* **Prompt**
Pick out the lines below that contain the string "color" and copy them all.
◇ ◇ ◇ ◇
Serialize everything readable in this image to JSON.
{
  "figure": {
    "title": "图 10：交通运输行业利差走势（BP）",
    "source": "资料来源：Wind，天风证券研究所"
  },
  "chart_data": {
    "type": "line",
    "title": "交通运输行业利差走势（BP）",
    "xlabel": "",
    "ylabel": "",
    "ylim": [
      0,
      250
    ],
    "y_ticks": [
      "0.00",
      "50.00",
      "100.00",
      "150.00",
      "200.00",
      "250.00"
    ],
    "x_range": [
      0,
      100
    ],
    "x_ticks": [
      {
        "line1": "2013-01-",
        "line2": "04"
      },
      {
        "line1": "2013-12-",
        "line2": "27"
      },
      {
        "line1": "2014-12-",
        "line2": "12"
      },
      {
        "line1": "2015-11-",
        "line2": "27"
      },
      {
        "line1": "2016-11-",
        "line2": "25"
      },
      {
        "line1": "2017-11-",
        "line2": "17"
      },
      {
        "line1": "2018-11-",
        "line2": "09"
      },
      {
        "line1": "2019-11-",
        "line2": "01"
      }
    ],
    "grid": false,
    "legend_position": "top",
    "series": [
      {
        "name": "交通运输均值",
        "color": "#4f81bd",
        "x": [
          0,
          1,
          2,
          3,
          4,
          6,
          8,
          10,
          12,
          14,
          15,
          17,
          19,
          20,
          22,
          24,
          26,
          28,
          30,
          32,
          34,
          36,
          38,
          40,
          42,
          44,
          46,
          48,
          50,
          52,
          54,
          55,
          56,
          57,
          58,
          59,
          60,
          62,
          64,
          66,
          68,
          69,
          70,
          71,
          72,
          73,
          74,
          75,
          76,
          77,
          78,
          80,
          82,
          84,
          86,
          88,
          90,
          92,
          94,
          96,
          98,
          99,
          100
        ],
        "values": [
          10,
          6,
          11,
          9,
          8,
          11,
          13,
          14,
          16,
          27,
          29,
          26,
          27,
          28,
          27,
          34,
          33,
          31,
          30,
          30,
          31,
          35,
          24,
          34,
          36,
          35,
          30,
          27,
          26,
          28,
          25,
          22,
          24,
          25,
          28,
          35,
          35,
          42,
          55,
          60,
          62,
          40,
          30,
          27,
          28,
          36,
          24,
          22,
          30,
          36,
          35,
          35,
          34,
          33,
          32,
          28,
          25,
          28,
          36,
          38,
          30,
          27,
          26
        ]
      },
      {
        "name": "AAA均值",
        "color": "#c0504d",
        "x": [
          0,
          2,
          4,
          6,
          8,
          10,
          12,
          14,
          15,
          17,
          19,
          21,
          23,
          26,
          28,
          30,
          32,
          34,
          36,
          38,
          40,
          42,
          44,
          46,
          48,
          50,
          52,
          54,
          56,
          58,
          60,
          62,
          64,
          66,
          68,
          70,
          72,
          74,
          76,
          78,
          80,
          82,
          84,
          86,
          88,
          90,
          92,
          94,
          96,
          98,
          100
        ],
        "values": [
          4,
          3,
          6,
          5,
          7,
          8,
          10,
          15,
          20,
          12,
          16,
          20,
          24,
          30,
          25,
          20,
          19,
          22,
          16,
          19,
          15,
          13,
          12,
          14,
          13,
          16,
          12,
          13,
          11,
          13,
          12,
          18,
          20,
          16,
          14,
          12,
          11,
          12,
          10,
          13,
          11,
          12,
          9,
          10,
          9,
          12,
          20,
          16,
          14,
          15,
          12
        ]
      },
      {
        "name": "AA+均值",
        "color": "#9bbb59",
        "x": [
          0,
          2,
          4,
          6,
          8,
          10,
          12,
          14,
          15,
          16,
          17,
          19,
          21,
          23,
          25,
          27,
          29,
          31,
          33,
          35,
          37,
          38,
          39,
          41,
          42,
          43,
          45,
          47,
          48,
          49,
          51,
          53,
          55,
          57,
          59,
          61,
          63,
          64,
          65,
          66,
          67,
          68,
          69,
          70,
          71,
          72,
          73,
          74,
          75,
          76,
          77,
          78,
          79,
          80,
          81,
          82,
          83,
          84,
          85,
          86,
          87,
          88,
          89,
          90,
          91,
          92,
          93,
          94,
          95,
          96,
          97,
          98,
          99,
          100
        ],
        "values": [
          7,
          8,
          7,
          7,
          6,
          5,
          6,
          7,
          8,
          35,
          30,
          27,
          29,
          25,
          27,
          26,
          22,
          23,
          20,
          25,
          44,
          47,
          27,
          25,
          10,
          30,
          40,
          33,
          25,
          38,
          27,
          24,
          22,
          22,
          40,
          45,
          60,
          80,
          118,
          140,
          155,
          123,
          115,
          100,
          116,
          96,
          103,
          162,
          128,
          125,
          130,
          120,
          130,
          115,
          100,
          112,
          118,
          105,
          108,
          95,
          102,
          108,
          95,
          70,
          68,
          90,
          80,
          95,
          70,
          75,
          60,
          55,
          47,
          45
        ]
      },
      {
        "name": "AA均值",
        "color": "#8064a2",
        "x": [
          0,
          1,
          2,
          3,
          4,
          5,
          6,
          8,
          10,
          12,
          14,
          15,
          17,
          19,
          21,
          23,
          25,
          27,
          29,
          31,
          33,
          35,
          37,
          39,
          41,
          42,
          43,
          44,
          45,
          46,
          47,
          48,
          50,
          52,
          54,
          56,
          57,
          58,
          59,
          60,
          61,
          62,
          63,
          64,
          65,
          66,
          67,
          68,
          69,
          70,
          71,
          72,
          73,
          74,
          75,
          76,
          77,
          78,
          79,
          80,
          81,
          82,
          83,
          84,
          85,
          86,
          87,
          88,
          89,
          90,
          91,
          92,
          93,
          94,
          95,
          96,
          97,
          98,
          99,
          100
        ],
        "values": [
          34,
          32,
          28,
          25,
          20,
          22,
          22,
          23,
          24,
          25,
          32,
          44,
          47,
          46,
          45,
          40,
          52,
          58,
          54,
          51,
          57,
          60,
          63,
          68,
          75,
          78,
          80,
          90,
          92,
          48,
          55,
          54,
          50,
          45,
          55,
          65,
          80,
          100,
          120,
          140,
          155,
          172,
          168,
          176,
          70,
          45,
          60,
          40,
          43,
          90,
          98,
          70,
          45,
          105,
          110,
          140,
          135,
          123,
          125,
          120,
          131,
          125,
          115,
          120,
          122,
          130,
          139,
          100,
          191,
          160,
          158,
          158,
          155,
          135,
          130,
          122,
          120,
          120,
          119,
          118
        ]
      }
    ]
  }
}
◇ ◇ ◇ ◇
* **Response below**
        "color": "#4f81bd",
        "color": "#c0504d",
        "color": "#9bbb59",
        "color": "#8064a2",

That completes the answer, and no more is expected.